Record set:
+++++
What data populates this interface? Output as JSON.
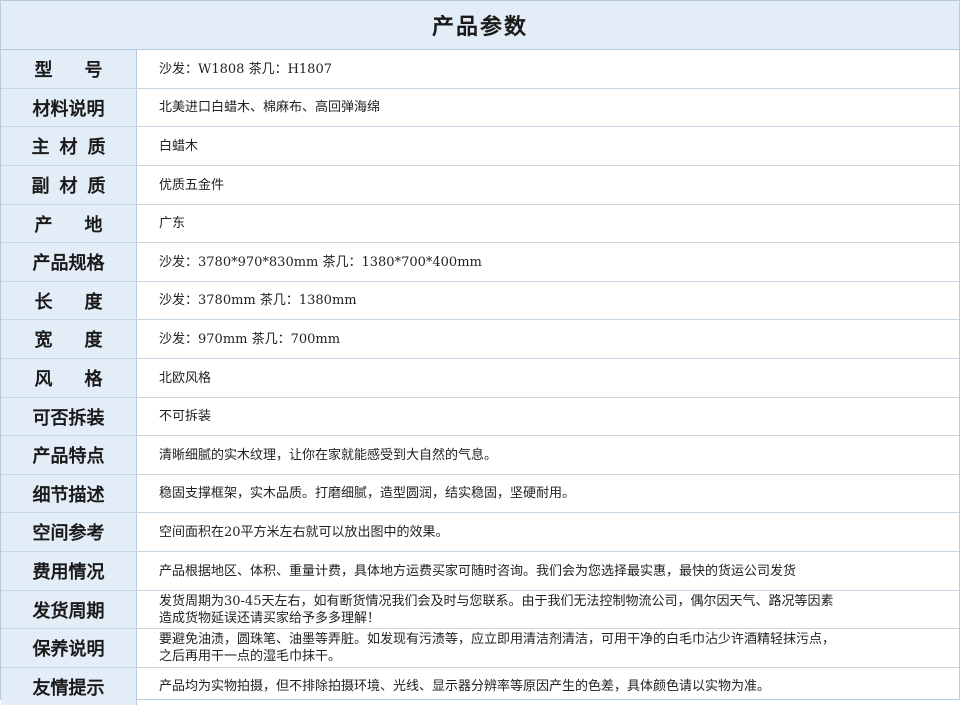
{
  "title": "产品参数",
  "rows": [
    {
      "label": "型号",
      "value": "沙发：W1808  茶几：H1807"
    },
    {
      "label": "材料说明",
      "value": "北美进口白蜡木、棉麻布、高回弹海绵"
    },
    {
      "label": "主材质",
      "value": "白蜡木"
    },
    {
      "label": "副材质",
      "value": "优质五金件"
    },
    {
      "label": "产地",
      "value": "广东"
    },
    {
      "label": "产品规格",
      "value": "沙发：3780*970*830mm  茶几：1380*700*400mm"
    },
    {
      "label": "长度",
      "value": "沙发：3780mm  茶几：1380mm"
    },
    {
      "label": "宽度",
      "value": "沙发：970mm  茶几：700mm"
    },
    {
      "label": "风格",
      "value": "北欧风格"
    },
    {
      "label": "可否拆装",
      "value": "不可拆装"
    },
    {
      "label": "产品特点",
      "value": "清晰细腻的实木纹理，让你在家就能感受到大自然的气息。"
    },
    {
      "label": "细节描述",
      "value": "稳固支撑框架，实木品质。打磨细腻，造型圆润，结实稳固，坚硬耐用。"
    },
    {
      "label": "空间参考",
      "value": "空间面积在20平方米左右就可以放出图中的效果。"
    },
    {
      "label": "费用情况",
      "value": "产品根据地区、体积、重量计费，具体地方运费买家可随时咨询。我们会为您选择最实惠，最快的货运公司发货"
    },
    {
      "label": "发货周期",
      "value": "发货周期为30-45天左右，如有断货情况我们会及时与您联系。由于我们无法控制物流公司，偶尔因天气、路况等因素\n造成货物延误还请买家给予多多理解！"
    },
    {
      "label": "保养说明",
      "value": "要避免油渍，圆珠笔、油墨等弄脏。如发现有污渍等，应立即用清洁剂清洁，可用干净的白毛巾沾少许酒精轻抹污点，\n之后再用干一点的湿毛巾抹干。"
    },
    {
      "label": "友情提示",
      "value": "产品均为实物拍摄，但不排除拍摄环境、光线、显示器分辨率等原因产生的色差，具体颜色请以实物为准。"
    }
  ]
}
+++++
Task instructions:
Reproduce the records above exactly, leaving out every picture they contain.

The completed task:
What data populates this interface? Output as JSON.
{
  "title": "产品参数",
  "rows": [
    {
      "label": "型号",
      "value": "沙发：W1808  茶几：H1807"
    },
    {
      "label": "材料说明",
      "value": "北美进口白蜡木、棉麻布、高回弹海绵"
    },
    {
      "label": "主材质",
      "value": "白蜡木"
    },
    {
      "label": "副材质",
      "value": "优质五金件"
    },
    {
      "label": "产地",
      "value": "广东"
    },
    {
      "label": "产品规格",
      "value": "沙发：3780*970*830mm  茶几：1380*700*400mm"
    },
    {
      "label": "长度",
      "value": "沙发：3780mm  茶几：1380mm"
    },
    {
      "label": "宽度",
      "value": "沙发：970mm  茶几：700mm"
    },
    {
      "label": "风格",
      "value": "北欧风格"
    },
    {
      "label": "可否拆装",
      "value": "不可拆装"
    },
    {
      "label": "产品特点",
      "value": "清晰细腻的实木纹理，让你在家就能感受到大自然的气息。"
    },
    {
      "label": "细节描述",
      "value": "稳固支撑框架，实木品质。打磨细腻，造型圆润，结实稳固，坚硬耐用。"
    },
    {
      "label": "空间参考",
      "value": "空间面积在20平方米左右就可以放出图中的效果。"
    },
    {
      "label": "费用情况",
      "value": "产品根据地区、体积、重量计费，具体地方运费买家可随时咨询。我们会为您选择最实惠，最快的货运公司发货"
    },
    {
      "label": "发货周期",
      "value": "发货周期为30-45天左右，如有断货情况我们会及时与您联系。由于我们无法控制物流公司，偶尔因天气、路况等因素\n造成货物延误还请买家给予多多理解！"
    },
    {
      "label": "保养说明",
      "value": "要避免油渍，圆珠笔、油墨等弄脏。如发现有污渍等，应立即用清洁剂清洁，可用干净的白毛巾沾少许酒精轻抹污点，\n之后再用干一点的湿毛巾抹干。"
    },
    {
      "label": "友情提示",
      "value": "产品均为实物拍摄，但不排除拍摄环境、光线、显示器分辨率等原因产生的色差，具体颜色请以实物为准。"
    }
  ]
}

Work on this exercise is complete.